## GOAL
Collect all lines containing the word "annotation" from the data.

## DATA EXCERPTS
..........

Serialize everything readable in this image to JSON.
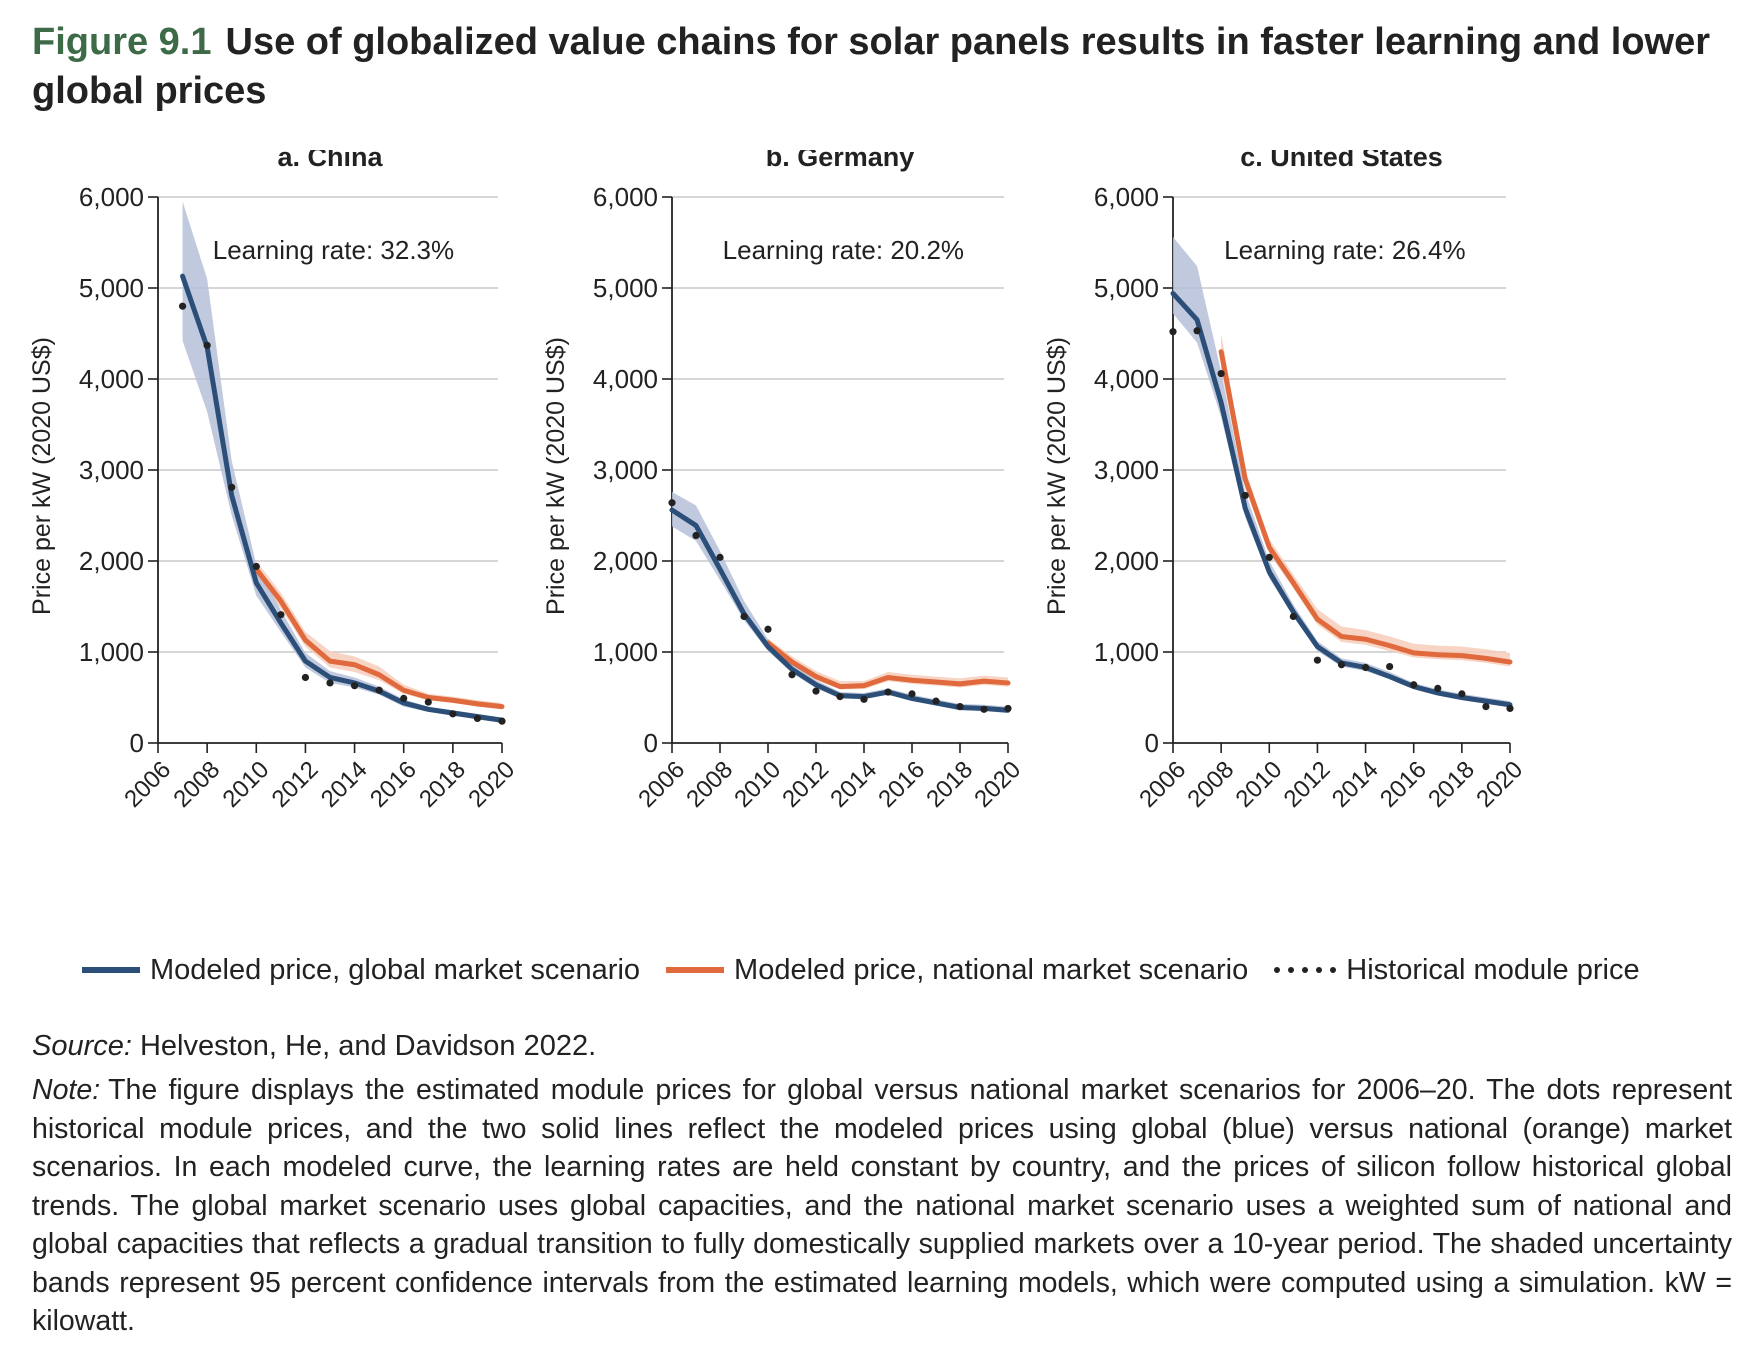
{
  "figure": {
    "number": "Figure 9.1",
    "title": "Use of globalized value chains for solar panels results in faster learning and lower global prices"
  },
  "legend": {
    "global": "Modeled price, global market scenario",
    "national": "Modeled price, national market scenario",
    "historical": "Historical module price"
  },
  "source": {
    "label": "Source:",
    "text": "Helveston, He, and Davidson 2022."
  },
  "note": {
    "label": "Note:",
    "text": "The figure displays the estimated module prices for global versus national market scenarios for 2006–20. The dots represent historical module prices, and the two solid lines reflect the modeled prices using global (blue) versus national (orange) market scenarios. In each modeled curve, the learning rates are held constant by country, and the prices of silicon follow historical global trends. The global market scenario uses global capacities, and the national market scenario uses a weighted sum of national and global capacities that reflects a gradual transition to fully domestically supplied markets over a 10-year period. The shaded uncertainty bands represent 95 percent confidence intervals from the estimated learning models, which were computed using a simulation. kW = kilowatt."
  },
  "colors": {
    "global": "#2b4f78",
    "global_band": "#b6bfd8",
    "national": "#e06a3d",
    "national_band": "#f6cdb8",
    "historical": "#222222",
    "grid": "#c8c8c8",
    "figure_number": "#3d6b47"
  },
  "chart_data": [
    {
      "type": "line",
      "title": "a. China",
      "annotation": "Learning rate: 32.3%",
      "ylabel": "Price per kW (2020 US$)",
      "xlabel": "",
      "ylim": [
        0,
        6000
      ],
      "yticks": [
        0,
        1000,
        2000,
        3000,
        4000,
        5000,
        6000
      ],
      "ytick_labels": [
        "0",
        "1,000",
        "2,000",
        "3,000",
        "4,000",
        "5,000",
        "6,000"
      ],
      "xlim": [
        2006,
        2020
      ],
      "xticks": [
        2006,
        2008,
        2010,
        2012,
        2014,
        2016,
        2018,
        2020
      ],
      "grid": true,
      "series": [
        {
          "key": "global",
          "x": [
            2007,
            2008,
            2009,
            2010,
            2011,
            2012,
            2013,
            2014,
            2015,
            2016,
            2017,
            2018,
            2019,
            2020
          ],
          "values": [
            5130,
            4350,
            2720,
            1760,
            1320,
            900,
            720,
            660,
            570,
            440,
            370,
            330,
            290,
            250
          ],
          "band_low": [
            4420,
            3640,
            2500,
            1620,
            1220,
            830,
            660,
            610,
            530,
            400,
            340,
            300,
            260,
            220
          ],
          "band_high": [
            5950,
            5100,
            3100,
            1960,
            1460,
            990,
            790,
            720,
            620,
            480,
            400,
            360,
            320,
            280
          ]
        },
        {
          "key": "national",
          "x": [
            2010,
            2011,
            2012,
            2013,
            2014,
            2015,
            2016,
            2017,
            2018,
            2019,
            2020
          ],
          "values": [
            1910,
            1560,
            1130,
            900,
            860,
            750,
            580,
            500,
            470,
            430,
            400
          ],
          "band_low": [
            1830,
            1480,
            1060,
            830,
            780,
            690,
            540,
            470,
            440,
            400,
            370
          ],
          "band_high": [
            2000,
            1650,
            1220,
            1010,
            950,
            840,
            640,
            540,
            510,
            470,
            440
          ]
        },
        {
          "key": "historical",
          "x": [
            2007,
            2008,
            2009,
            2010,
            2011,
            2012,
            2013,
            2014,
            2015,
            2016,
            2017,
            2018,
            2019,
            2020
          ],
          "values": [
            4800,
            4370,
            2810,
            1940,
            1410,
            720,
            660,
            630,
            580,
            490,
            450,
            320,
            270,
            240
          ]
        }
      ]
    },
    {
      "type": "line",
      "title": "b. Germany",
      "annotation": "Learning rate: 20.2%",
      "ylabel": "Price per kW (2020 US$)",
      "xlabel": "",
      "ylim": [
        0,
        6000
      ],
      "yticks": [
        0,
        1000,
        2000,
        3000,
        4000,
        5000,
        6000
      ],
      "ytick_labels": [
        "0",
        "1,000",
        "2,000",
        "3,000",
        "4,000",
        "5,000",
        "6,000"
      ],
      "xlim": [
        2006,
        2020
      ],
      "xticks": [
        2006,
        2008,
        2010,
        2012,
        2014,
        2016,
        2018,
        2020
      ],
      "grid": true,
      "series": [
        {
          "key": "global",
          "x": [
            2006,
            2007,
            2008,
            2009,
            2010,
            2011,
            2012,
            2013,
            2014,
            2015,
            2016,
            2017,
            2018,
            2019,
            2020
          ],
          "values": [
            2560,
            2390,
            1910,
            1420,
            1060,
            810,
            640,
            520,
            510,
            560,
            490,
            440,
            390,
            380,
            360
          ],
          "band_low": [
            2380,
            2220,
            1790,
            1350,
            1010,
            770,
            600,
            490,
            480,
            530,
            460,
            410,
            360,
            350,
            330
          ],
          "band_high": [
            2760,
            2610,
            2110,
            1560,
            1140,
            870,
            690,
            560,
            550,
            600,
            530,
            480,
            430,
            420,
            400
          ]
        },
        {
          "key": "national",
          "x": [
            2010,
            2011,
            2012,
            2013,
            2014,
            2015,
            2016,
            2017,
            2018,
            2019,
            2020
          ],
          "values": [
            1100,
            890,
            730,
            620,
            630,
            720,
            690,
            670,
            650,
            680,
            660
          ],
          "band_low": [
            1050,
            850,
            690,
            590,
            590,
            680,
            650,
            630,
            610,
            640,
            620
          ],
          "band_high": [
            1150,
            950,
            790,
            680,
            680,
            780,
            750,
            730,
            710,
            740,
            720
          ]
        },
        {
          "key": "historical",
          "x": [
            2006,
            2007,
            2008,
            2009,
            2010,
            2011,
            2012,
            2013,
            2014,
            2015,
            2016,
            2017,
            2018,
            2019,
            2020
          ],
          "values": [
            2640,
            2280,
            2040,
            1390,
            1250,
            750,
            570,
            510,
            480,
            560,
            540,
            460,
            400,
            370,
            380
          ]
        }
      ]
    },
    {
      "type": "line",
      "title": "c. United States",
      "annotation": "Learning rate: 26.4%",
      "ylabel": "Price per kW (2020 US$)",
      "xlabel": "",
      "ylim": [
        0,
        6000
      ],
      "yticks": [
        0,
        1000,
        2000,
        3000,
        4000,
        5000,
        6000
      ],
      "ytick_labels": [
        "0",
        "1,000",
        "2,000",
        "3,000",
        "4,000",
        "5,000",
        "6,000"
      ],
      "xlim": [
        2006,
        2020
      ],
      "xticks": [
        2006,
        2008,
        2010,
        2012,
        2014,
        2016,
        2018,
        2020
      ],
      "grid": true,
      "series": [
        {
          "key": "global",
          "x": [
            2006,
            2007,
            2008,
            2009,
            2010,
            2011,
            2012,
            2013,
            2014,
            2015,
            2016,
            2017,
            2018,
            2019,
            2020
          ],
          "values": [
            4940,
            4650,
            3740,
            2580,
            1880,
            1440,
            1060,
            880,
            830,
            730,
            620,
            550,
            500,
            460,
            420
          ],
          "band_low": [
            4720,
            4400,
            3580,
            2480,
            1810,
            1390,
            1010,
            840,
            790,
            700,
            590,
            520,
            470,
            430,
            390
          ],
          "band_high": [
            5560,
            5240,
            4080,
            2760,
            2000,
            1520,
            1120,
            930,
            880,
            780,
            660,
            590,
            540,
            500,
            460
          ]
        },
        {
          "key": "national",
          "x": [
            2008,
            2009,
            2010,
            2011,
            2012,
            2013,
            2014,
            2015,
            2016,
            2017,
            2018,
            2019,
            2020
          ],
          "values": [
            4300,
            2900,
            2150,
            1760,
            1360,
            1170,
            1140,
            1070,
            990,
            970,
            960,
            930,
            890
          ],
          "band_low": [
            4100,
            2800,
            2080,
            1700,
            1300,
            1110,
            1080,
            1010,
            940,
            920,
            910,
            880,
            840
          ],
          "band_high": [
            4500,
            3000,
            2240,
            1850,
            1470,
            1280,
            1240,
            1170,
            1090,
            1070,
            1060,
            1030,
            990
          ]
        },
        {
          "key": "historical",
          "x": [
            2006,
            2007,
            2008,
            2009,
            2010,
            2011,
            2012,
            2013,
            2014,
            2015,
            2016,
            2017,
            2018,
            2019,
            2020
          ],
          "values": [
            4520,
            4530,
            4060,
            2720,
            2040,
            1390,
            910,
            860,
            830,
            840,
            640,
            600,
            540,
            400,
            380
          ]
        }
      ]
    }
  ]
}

..........

## FINAL RESULT
      "annotation": "Learning rate: 32.3%",
      "annotation": "Learning rate: 20.2%",
      "annotation": "Learning rate: 26.4%",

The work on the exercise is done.